*TO BE DONE*.
Put the lines starting at the line that contains "transition-block1-line1: Darknet Block" and ending at the line that contains "transition-block4-label: Darknet Block", both included, into a JSON list of strings with one string per line. Leave out any blank lines.
** START LISTED RECORDS **
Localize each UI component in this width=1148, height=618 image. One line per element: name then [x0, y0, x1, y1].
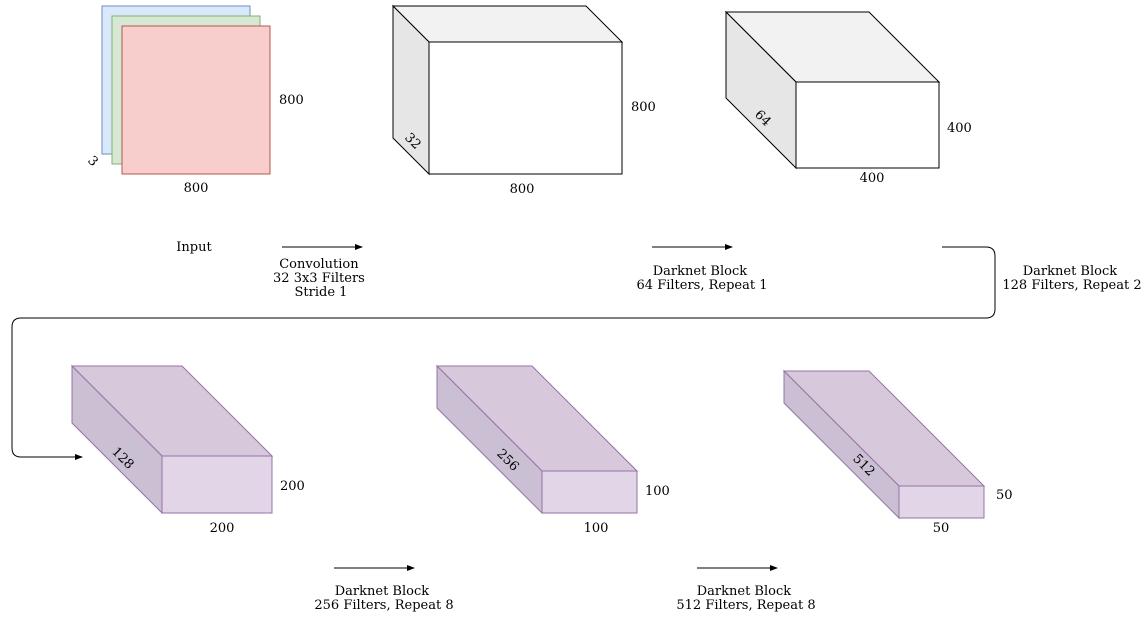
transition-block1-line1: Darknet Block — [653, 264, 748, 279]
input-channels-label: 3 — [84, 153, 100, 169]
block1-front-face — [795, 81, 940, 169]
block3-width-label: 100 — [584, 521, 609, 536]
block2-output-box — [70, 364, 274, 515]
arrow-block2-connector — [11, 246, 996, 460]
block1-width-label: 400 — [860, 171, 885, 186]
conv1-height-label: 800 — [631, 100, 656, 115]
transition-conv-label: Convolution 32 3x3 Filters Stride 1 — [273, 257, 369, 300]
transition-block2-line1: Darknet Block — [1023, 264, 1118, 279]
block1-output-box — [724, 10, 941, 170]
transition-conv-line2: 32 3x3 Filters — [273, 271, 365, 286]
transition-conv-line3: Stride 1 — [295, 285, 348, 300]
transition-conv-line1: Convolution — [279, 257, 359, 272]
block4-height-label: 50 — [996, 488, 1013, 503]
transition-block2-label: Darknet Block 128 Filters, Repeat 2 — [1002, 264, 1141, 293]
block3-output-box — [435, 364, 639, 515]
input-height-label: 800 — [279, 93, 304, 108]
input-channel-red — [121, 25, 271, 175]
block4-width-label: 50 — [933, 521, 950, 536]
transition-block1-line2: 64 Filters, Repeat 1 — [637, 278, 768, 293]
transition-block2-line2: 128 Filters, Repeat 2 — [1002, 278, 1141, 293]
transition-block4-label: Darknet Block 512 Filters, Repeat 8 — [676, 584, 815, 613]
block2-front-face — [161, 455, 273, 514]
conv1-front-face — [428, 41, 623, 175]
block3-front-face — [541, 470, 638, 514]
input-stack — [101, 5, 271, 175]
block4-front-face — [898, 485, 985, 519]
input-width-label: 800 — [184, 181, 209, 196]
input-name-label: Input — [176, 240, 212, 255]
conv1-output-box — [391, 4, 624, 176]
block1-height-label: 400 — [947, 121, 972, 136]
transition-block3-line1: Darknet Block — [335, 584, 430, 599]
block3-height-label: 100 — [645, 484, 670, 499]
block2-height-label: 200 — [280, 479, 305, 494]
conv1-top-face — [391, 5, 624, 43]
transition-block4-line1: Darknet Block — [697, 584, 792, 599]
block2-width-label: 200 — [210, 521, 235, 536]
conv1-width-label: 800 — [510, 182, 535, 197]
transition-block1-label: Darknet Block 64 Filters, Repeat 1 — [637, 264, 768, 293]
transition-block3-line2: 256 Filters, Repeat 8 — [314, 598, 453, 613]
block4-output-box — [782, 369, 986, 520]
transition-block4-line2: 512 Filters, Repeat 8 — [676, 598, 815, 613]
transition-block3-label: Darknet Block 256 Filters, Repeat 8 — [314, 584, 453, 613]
** END LISTED RECORDS **
** START LISTED RECORDS **
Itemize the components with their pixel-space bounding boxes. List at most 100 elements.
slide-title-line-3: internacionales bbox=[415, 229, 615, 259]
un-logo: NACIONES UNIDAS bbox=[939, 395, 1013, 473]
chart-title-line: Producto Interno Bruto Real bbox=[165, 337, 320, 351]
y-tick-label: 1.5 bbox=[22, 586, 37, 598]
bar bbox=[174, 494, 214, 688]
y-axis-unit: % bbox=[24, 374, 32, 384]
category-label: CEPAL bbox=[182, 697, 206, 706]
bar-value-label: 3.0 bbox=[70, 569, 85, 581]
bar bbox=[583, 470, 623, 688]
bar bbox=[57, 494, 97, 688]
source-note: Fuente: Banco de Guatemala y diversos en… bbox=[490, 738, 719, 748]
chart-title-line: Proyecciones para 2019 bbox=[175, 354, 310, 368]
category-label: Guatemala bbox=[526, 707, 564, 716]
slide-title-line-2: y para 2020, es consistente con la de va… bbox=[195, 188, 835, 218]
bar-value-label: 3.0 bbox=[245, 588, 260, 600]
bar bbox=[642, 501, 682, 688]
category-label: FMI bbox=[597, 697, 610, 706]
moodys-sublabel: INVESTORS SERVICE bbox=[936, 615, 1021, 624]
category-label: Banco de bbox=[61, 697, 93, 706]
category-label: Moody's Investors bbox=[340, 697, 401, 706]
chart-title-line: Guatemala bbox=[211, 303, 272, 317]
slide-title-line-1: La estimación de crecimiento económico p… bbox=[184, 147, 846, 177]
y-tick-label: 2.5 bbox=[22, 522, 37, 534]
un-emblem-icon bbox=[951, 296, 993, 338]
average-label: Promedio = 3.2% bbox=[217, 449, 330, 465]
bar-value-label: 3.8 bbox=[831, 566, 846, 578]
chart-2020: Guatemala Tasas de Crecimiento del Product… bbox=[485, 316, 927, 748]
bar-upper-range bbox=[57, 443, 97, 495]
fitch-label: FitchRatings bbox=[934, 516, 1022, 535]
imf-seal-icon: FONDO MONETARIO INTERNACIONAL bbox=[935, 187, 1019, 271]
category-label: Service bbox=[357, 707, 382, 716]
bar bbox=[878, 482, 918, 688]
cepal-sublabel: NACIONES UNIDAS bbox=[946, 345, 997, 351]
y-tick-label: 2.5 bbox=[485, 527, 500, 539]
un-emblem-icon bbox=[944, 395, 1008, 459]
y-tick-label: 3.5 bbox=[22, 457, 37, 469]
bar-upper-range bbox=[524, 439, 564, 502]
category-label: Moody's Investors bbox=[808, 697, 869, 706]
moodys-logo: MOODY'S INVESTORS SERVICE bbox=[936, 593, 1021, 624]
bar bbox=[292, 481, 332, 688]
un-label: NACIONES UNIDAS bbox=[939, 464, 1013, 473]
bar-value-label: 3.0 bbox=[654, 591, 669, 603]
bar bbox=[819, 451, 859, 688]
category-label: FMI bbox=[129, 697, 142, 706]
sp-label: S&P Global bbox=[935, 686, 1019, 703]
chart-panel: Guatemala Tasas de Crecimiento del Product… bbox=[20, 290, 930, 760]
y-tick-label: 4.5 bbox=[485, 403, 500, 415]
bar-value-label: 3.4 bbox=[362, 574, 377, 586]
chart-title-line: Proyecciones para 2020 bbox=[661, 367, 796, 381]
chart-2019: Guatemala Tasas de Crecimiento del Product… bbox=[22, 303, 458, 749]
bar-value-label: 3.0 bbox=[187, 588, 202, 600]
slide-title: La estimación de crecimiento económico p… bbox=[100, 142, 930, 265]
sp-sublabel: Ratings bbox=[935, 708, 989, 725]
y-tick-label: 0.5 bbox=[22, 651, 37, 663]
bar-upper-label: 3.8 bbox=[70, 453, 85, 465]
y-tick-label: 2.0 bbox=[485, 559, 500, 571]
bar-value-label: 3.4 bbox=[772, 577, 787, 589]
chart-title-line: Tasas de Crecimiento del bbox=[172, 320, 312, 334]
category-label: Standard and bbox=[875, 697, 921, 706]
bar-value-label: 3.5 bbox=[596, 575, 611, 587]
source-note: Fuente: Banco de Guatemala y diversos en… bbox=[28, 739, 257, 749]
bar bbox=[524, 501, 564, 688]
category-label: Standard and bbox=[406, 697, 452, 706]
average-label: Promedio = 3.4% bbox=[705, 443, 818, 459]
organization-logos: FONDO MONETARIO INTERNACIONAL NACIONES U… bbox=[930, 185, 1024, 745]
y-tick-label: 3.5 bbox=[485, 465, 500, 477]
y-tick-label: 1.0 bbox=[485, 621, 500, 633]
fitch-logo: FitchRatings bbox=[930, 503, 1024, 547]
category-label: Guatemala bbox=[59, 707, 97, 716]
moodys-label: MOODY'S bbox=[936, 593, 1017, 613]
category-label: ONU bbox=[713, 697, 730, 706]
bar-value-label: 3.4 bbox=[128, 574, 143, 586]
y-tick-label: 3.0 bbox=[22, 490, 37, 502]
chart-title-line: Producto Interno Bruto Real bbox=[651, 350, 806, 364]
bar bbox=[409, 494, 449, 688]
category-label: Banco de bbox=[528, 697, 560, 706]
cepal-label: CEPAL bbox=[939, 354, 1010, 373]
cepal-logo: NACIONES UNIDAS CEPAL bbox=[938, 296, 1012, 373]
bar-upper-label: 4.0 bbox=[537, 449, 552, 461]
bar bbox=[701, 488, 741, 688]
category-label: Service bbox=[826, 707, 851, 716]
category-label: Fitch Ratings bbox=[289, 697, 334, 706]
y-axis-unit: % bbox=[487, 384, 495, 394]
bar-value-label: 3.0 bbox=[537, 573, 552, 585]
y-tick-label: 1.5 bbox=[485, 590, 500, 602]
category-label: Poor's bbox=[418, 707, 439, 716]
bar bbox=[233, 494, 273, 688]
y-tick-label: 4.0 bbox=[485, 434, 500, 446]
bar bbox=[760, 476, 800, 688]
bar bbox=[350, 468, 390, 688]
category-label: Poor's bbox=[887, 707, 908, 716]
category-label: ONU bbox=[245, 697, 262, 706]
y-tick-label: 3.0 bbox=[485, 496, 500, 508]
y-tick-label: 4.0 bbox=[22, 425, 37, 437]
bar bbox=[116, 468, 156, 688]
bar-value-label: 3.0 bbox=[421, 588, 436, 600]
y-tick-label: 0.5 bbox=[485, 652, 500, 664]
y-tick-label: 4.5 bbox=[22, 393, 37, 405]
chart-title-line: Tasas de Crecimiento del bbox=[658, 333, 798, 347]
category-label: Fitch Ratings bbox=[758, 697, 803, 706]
** END LISTED RECORDS **
** START LISTED RECORDS **
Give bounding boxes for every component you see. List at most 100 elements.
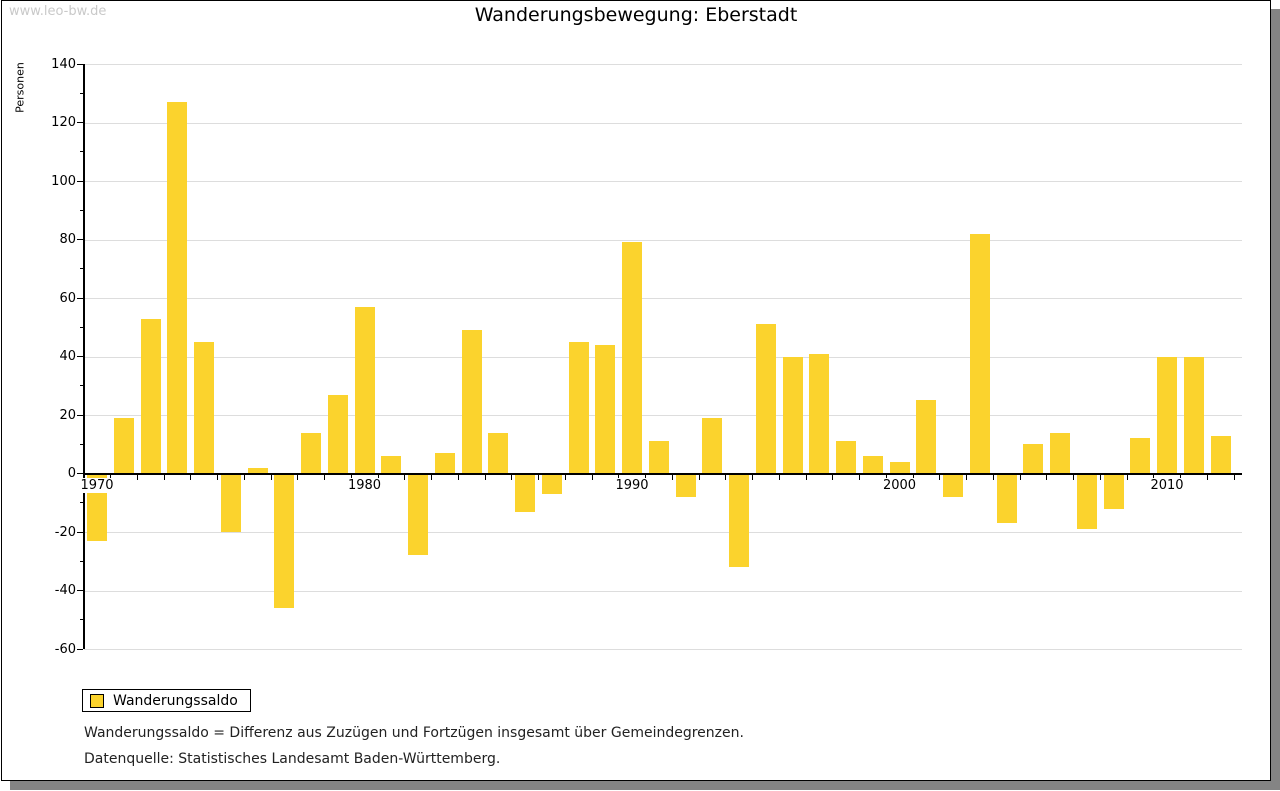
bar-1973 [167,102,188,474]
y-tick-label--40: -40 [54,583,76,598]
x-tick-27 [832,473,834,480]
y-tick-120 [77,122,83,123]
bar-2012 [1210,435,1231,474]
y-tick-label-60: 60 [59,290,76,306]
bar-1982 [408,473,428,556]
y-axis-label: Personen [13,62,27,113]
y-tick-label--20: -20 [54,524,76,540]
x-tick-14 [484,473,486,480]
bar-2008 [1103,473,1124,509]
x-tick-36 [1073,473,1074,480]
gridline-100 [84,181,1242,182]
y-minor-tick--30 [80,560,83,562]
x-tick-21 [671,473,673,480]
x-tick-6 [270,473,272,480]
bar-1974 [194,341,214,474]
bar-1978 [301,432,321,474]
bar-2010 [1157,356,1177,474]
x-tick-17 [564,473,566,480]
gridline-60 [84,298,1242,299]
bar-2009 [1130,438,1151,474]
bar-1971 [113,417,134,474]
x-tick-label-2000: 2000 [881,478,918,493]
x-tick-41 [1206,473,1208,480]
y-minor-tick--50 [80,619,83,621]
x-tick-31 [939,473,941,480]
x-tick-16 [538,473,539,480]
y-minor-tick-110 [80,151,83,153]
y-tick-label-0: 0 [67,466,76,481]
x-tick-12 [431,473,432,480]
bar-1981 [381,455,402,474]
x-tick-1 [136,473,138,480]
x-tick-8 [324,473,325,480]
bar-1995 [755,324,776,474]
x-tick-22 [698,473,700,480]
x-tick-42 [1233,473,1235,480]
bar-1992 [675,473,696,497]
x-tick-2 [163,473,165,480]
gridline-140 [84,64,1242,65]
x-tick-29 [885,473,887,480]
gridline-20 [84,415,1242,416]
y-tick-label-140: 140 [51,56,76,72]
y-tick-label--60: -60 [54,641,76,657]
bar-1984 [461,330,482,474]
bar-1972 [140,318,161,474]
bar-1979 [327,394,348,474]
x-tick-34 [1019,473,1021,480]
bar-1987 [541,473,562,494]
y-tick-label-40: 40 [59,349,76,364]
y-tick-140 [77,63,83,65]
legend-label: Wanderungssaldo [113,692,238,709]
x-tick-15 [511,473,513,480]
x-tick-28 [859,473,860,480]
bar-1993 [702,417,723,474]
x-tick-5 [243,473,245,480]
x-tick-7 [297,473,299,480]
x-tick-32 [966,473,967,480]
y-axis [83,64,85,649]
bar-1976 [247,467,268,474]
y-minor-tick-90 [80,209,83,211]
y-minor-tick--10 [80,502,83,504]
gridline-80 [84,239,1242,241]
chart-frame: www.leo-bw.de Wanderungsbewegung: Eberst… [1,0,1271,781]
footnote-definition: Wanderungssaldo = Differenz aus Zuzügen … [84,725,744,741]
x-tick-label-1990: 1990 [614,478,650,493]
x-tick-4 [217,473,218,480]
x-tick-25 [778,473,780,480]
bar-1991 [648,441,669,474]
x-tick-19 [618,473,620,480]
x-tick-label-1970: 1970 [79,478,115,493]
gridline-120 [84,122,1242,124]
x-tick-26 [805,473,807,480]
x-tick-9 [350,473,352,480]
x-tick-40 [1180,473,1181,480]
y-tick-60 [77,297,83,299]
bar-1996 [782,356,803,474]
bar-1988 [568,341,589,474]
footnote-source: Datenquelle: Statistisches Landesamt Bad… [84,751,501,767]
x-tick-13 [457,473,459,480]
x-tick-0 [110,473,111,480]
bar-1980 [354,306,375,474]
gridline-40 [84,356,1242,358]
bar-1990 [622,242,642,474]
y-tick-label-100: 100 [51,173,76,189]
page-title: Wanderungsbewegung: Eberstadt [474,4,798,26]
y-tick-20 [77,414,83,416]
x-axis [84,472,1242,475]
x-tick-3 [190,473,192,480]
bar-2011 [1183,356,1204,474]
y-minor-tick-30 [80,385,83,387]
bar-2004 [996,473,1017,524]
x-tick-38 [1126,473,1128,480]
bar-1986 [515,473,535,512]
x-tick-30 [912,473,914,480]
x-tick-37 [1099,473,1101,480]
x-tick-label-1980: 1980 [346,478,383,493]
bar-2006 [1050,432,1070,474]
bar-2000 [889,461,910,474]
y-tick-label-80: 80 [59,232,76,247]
** END LISTED RECORDS **
*WRITTEN ANSWER*.
[
  "transition-block1-line1: Darknet Block — [653, 264, 748, 279]",
  "input-channels-label: 3 — [84, 153, 100, 169]",
  "block1-front-face — [795, 81, 940, 169]",
  "block3-width-label: 100 — [584, 521, 609, 536]",
  "block2-output-box — [70, 364, 274, 515]",
  "arrow-block2-connector — [11, 246, 996, 460]",
  "block1-width-label: 400 — [860, 171, 885, 186]",
  "conv1-height-label: 800 — [631, 100, 656, 115]",
  "transition-conv-label: Convolution 32 3x3 Filters Stride 1 — [273, 257, 369, 300]",
  "transition-block2-line1: Darknet Block — [1023, 264, 1118, 279]",
  "block1-output-box — [724, 10, 941, 170]",
  "transition-conv-line2: 32 3x3 Filters — [273, 271, 365, 286]",
  "transition-conv-line3: Stride 1 — [295, 285, 348, 300]",
  "transition-conv-line1: Convolution — [279, 257, 359, 272]",
  "block4-height-label: 50 — [996, 488, 1013, 503]",
  "transition-block2-label: Darknet Block 128 Filters, Repeat 2 — [1002, 264, 1141, 293]",
  "block3-output-box — [435, 364, 639, 515]",
  "input-height-label: 800 — [279, 93, 304, 108]",
  "input-channel-red — [121, 25, 271, 175]",
  "block4-width-label: 50 — [933, 521, 950, 536]",
  "transition-block1-line2: 64 Filters, Repeat 1 — [637, 278, 768, 293]",
  "transition-block2-line2: 128 Filters, Repeat 2 — [1002, 278, 1141, 293]",
  "transition-block4-label: Darknet Block 512 Filters, Repeat 8 — [676, 584, 815, 613]"
]